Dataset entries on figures
-----

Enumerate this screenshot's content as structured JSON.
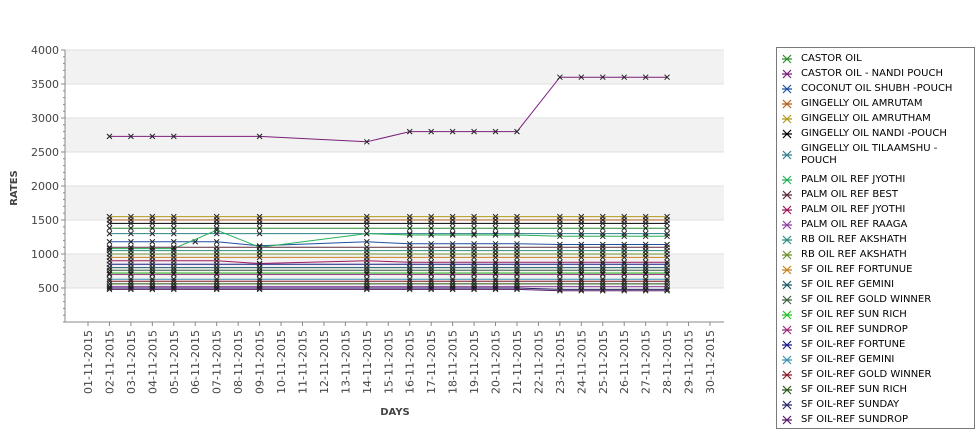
{
  "chart_data": {
    "type": "line",
    "title": "",
    "xlabel": "DAYS",
    "ylabel": "RATES",
    "ylim": [
      0,
      4000
    ],
    "yticks": [
      500,
      1000,
      1500,
      2000,
      2500,
      3000,
      3500,
      4000
    ],
    "x": [
      "01-11-2015",
      "02-11-2015",
      "03-11-2015",
      "04-11-2015",
      "05-11-2015",
      "06-11-2015",
      "07-11-2015",
      "08-11-2015",
      "09-11-2015",
      "10-11-2015",
      "11-11-2015",
      "12-11-2015",
      "13-11-2015",
      "14-11-2015",
      "15-11-2015",
      "16-11-2015",
      "17-11-2015",
      "18-11-2015",
      "19-11-2015",
      "20-11-2015",
      "21-11-2015",
      "22-11-2015",
      "23-11-2015",
      "24-11-2015",
      "25-11-2015",
      "26-11-2015",
      "27-11-2015",
      "28-11-2015",
      "29-11-2015",
      "30-11-2015"
    ],
    "grid": false,
    "legend_position": "right",
    "series": [
      {
        "name": "CASTOR OIL",
        "color": "#2e8b2e",
        "values": [
          null,
          1380,
          1380,
          1380,
          1380,
          null,
          1380,
          null,
          1380,
          null,
          null,
          null,
          null,
          1380,
          null,
          1380,
          1380,
          1380,
          1380,
          1380,
          1380,
          null,
          1380,
          1380,
          1380,
          1380,
          1380,
          1380,
          null,
          null
        ]
      },
      {
        "name": "CASTOR OIL - NANDI POUCH",
        "color": "#7b1e7b",
        "values": [
          null,
          2730,
          2730,
          2730,
          2730,
          null,
          null,
          null,
          2730,
          null,
          null,
          null,
          null,
          2650,
          null,
          2800,
          2800,
          2800,
          2800,
          2800,
          2800,
          null,
          3600,
          3600,
          3600,
          3600,
          3600,
          3600,
          null,
          null
        ]
      },
      {
        "name": "COCONUT OIL SHUBH -POUCH",
        "color": "#1f4f9f",
        "values": [
          null,
          1180,
          1180,
          1180,
          1180,
          1180,
          1180,
          null,
          1120,
          null,
          null,
          null,
          null,
          1180,
          null,
          1150,
          1150,
          1150,
          1150,
          1150,
          1150,
          null,
          1140,
          1140,
          1140,
          1140,
          1140,
          1140,
          null,
          null
        ]
      },
      {
        "name": "GINGELLY OIL AMRUTAM",
        "color": "#b25f1a",
        "values": [
          null,
          1500,
          1500,
          1500,
          1500,
          null,
          1500,
          null,
          1500,
          null,
          null,
          null,
          null,
          1500,
          null,
          1500,
          1500,
          1500,
          1500,
          1500,
          1500,
          null,
          1500,
          1500,
          1500,
          1500,
          1500,
          1500,
          null,
          null
        ]
      },
      {
        "name": "GINGELLY OIL AMRUTHAM",
        "color": "#b29a1a",
        "values": [
          null,
          1550,
          1550,
          1550,
          1550,
          null,
          1550,
          null,
          1550,
          null,
          null,
          null,
          null,
          1550,
          null,
          1550,
          1550,
          1550,
          1550,
          1550,
          1550,
          null,
          1550,
          1550,
          1550,
          1550,
          1550,
          1550,
          null,
          null
        ]
      },
      {
        "name": "GINGELLY OIL NANDI -POUCH",
        "color": "#000000",
        "values": [
          null,
          1450,
          1450,
          1450,
          1450,
          null,
          1450,
          null,
          1450,
          null,
          null,
          null,
          null,
          1450,
          null,
          1450,
          1450,
          1450,
          1450,
          1450,
          1450,
          null,
          1450,
          1450,
          1450,
          1450,
          1450,
          1450,
          null,
          null
        ]
      },
      {
        "name": "GINGELLY OIL TILAAMSHU -POUCH",
        "color": "#2f7f8f",
        "values": [
          null,
          1300,
          1300,
          1300,
          1300,
          null,
          1300,
          null,
          1300,
          null,
          null,
          null,
          null,
          1300,
          null,
          1300,
          1300,
          1300,
          1300,
          1300,
          1300,
          null,
          1300,
          1300,
          1300,
          1300,
          1300,
          1300,
          null,
          null
        ]
      },
      {
        "name": "PALM OIL REF  JYOTHI",
        "color": "#27b05a",
        "values": [
          null,
          1080,
          1080,
          1080,
          1080,
          null,
          1350,
          null,
          1100,
          null,
          null,
          null,
          null,
          1300,
          null,
          1280,
          1280,
          1280,
          1280,
          1280,
          1280,
          null,
          1260,
          1260,
          1260,
          1260,
          1260,
          1260,
          null,
          null
        ]
      },
      {
        "name": "PALM OIL REF BEST",
        "color": "#5a2a3a",
        "values": [
          null,
          1100,
          1100,
          1100,
          1100,
          null,
          1100,
          null,
          1100,
          null,
          null,
          null,
          null,
          1100,
          null,
          1100,
          1100,
          1100,
          1100,
          1100,
          1100,
          null,
          1100,
          1100,
          1100,
          1100,
          1100,
          1100,
          null,
          null
        ]
      },
      {
        "name": "PALM OIL REF JYOTHI",
        "color": "#a0185a",
        "values": [
          null,
          900,
          900,
          900,
          900,
          null,
          900,
          null,
          860,
          null,
          null,
          null,
          null,
          900,
          null,
          880,
          880,
          880,
          880,
          880,
          880,
          null,
          880,
          880,
          880,
          880,
          880,
          880,
          null,
          null
        ]
      },
      {
        "name": "PALM OIL REF RAAGA",
        "color": "#8f3fa0",
        "values": [
          null,
          520,
          520,
          520,
          520,
          null,
          520,
          null,
          520,
          null,
          null,
          null,
          null,
          520,
          null,
          520,
          520,
          520,
          520,
          520,
          520,
          null,
          520,
          520,
          520,
          520,
          520,
          520,
          null,
          null
        ]
      },
      {
        "name": "RB OIL REF  AKSHATH",
        "color": "#2a8f7a",
        "values": [
          null,
          1050,
          1050,
          1050,
          1050,
          null,
          1050,
          null,
          1050,
          null,
          null,
          null,
          null,
          1050,
          null,
          1050,
          1050,
          1050,
          1050,
          1050,
          1050,
          null,
          1050,
          1050,
          1050,
          1050,
          1050,
          1050,
          null,
          null
        ]
      },
      {
        "name": "RB OIL REF AKSHATH",
        "color": "#6a8f2a",
        "values": [
          null,
          1000,
          1000,
          1000,
          1000,
          null,
          1000,
          null,
          1000,
          null,
          null,
          null,
          null,
          1000,
          null,
          1000,
          1000,
          1000,
          1000,
          1000,
          1000,
          null,
          1000,
          1000,
          1000,
          1000,
          1000,
          1000,
          null,
          null
        ]
      },
      {
        "name": "SF OIL REF FORTUNUE",
        "color": "#c8821e",
        "values": [
          null,
          950,
          950,
          950,
          950,
          null,
          950,
          null,
          950,
          null,
          null,
          null,
          null,
          950,
          null,
          950,
          950,
          950,
          950,
          950,
          950,
          null,
          950,
          950,
          950,
          950,
          950,
          950,
          null,
          null
        ]
      },
      {
        "name": "SF OIL REF GEMINI",
        "color": "#1e5a6a",
        "values": [
          null,
          800,
          800,
          800,
          800,
          null,
          800,
          null,
          800,
          null,
          null,
          null,
          null,
          800,
          null,
          800,
          800,
          800,
          800,
          800,
          800,
          null,
          800,
          800,
          800,
          800,
          800,
          800,
          null,
          null
        ]
      },
      {
        "name": "SF OIL REF GOLD WINNER",
        "color": "#3f5f3f",
        "values": [
          null,
          760,
          760,
          760,
          760,
          null,
          760,
          null,
          760,
          null,
          null,
          null,
          null,
          760,
          null,
          760,
          760,
          760,
          760,
          760,
          760,
          null,
          760,
          760,
          760,
          760,
          760,
          760,
          null,
          null
        ]
      },
      {
        "name": "SF OIL REF SUN RICH",
        "color": "#22c022",
        "values": [
          null,
          720,
          720,
          720,
          720,
          null,
          720,
          null,
          720,
          null,
          null,
          null,
          null,
          720,
          null,
          720,
          720,
          720,
          720,
          720,
          720,
          null,
          720,
          720,
          720,
          720,
          720,
          720,
          null,
          null
        ]
      },
      {
        "name": "SF OIL REF SUNDROP",
        "color": "#9a2a7a",
        "values": [
          null,
          700,
          700,
          700,
          700,
          null,
          700,
          null,
          700,
          null,
          null,
          null,
          null,
          700,
          null,
          700,
          700,
          700,
          700,
          700,
          700,
          null,
          700,
          700,
          700,
          700,
          700,
          700,
          null,
          null
        ]
      },
      {
        "name": "SF OIL-REF FORTUNE",
        "color": "#1a1a8a",
        "values": [
          null,
          850,
          850,
          850,
          850,
          null,
          850,
          null,
          850,
          null,
          null,
          null,
          null,
          850,
          null,
          850,
          850,
          850,
          850,
          850,
          850,
          null,
          850,
          850,
          850,
          850,
          850,
          850,
          null,
          null
        ]
      },
      {
        "name": "SF OIL-REF GEMINI",
        "color": "#3a8fb0",
        "values": [
          null,
          630,
          630,
          630,
          630,
          null,
          630,
          null,
          630,
          null,
          null,
          null,
          null,
          630,
          null,
          630,
          630,
          630,
          630,
          630,
          630,
          null,
          630,
          630,
          630,
          630,
          630,
          630,
          null,
          null
        ]
      },
      {
        "name": "SF OIL-REF GOLD WINNER",
        "color": "#8a1a2a",
        "values": [
          null,
          600,
          600,
          600,
          600,
          null,
          600,
          null,
          600,
          null,
          null,
          null,
          null,
          600,
          null,
          600,
          600,
          600,
          600,
          600,
          600,
          null,
          600,
          600,
          600,
          600,
          600,
          600,
          null,
          null
        ]
      },
      {
        "name": "SF OIL-REF SUN RICH",
        "color": "#2a5a1a",
        "values": [
          null,
          560,
          560,
          560,
          560,
          null,
          560,
          null,
          560,
          null,
          null,
          null,
          null,
          560,
          null,
          560,
          560,
          560,
          560,
          560,
          560,
          null,
          560,
          560,
          560,
          560,
          560,
          560,
          null,
          null
        ]
      },
      {
        "name": "SF OIL-REF SUNDAY",
        "color": "#2a2a6a",
        "values": [
          null,
          500,
          500,
          500,
          500,
          null,
          500,
          null,
          500,
          null,
          null,
          null,
          null,
          500,
          null,
          500,
          500,
          500,
          500,
          500,
          500,
          null,
          480,
          480,
          480,
          480,
          480,
          480,
          null,
          null
        ]
      },
      {
        "name": "SF OIL-REF SUNDROP",
        "color": "#5a1a6a",
        "values": [
          null,
          480,
          480,
          480,
          480,
          null,
          480,
          null,
          480,
          null,
          null,
          null,
          null,
          480,
          null,
          480,
          480,
          480,
          480,
          480,
          480,
          null,
          460,
          460,
          460,
          460,
          460,
          460,
          null,
          null
        ]
      }
    ]
  }
}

-----

Select, from the listing, all lines that include the word "POUCH".

> Reply to the task:
        "name": "CASTOR OIL - NANDI POUCH",
        "name": "COCONUT OIL SHUBH -POUCH",
        "name": "GINGELLY OIL NANDI -POUCH",
        "name": "GINGELLY OIL TILAAMSHU -POUCH",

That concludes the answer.